Aim
Report every line in the listing below where the string "title" shows up.
[START Supplied data]
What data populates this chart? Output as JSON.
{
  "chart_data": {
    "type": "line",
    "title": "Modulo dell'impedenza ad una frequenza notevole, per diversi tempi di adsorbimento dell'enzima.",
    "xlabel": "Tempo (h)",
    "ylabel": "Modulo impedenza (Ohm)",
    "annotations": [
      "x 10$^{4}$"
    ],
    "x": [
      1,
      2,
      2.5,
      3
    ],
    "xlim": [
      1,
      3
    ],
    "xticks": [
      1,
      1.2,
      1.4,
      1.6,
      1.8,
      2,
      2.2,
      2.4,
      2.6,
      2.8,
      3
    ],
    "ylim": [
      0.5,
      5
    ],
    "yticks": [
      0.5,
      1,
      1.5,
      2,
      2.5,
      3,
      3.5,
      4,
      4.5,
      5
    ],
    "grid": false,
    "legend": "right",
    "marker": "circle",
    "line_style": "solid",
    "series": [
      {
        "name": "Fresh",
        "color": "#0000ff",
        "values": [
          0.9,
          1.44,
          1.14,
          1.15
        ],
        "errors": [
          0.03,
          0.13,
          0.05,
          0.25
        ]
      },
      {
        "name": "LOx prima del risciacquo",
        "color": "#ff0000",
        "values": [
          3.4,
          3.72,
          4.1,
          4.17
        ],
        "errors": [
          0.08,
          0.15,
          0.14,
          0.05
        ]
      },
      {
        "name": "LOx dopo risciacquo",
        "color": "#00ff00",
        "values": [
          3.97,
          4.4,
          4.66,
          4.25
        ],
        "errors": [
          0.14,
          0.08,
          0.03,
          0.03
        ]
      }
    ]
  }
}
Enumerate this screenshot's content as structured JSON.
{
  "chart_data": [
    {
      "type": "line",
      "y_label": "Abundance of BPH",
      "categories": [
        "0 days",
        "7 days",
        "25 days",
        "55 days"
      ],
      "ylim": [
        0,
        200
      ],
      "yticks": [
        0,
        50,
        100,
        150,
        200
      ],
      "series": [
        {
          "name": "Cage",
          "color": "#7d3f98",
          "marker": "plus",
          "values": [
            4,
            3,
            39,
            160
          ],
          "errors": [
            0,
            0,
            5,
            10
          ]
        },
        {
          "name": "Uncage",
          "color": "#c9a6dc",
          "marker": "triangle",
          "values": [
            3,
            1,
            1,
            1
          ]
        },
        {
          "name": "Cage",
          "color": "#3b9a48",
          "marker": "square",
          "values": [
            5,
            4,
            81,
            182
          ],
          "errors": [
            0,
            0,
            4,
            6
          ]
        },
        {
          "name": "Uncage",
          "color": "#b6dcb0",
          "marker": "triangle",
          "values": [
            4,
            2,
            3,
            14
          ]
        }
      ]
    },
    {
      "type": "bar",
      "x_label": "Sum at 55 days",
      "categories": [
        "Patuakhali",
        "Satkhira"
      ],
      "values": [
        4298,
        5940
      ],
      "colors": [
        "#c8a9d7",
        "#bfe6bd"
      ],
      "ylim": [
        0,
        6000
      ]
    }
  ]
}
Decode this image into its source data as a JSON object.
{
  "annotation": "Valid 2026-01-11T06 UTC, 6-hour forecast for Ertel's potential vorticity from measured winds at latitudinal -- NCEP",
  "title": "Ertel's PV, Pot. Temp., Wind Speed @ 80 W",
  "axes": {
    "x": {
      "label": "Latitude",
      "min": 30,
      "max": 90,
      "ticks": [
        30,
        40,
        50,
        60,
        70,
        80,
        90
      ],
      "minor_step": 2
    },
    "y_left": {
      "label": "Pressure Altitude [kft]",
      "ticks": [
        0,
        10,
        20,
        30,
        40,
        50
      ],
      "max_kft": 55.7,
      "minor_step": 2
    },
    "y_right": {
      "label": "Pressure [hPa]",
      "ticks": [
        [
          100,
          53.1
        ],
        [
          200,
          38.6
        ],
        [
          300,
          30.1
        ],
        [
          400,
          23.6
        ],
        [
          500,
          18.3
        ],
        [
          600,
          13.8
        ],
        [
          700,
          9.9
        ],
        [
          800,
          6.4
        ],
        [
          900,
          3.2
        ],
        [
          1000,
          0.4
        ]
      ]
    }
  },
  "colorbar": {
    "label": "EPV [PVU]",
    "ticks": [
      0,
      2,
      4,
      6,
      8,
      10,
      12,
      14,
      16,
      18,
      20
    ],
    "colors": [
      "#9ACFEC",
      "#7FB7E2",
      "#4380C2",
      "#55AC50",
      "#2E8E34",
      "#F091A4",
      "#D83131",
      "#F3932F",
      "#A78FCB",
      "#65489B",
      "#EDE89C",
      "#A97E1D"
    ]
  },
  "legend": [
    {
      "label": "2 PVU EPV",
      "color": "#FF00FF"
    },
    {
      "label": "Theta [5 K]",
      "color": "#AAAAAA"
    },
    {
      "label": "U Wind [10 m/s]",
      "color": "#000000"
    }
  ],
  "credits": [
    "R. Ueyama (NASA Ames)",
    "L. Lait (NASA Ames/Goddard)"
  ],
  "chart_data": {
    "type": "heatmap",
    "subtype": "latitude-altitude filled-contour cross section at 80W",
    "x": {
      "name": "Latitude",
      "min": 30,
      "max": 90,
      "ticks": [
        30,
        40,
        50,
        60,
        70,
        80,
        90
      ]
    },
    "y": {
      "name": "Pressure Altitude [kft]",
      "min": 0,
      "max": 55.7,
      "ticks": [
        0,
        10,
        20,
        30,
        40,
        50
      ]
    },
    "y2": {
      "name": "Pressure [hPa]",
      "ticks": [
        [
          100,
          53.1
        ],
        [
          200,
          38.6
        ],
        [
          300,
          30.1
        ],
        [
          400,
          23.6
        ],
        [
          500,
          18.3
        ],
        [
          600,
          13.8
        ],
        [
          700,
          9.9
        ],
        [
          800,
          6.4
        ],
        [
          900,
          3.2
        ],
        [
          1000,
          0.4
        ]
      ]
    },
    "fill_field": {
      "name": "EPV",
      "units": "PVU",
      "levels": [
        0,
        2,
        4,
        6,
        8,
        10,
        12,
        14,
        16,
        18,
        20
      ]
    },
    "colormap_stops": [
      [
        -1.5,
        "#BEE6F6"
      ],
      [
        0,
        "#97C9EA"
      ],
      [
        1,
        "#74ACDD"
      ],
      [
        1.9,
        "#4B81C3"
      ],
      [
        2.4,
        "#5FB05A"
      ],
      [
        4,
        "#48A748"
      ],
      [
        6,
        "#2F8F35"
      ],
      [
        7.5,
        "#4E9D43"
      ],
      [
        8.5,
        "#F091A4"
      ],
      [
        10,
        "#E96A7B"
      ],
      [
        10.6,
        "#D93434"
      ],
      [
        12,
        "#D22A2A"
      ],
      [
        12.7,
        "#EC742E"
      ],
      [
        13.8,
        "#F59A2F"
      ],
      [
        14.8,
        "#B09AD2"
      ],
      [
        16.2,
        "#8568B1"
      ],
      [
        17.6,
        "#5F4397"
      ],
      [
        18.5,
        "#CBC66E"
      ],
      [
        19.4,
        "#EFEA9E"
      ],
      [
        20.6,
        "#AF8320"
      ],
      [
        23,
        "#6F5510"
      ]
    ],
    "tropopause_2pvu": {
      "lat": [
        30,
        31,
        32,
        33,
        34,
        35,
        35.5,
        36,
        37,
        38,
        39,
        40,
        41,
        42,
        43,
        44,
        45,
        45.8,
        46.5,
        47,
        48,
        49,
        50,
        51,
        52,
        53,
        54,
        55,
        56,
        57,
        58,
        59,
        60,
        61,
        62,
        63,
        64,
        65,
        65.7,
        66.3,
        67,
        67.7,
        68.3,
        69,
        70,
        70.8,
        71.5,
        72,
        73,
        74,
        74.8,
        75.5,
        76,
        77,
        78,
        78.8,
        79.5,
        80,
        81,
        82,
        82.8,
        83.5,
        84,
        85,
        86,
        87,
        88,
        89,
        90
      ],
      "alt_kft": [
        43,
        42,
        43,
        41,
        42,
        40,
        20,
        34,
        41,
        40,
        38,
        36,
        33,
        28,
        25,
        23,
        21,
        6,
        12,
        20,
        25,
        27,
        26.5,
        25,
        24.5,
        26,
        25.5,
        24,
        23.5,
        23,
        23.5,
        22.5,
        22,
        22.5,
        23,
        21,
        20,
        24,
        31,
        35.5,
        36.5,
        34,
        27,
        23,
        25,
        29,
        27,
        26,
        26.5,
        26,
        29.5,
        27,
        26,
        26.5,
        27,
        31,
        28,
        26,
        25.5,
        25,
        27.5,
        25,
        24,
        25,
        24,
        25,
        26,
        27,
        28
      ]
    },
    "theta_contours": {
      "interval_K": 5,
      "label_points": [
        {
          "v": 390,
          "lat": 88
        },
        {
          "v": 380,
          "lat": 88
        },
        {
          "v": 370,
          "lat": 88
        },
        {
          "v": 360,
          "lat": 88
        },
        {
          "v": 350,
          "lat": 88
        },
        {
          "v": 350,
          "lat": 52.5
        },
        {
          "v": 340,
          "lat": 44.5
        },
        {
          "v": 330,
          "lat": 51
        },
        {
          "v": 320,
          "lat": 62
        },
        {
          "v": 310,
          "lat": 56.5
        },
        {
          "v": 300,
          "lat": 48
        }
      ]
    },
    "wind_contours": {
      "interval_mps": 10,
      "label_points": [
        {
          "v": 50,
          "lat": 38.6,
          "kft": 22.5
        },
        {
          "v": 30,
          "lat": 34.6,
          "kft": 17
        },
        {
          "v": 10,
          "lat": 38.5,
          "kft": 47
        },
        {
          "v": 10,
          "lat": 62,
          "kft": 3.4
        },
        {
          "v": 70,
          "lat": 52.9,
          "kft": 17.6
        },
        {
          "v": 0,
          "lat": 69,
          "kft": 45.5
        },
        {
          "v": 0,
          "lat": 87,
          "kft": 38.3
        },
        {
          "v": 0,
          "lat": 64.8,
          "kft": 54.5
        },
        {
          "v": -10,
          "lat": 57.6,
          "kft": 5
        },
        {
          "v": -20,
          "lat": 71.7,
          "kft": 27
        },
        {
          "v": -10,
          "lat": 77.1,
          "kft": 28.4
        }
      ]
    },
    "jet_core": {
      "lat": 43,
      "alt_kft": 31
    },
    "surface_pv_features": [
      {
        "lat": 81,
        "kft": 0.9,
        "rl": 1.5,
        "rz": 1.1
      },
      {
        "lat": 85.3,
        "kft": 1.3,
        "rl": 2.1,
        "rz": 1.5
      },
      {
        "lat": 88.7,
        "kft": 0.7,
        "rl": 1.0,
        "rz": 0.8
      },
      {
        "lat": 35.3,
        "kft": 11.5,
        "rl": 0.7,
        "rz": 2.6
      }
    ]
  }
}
[END Supplied data]
Result of this exercise
    "title": "Modulo dell'impedenza ad una frequenza notevole, per diversi tempi di adsorbimento dell'enzima.",
  "title": "Ertel's PV, Pot. Temp., Wind Speed @ 80 W",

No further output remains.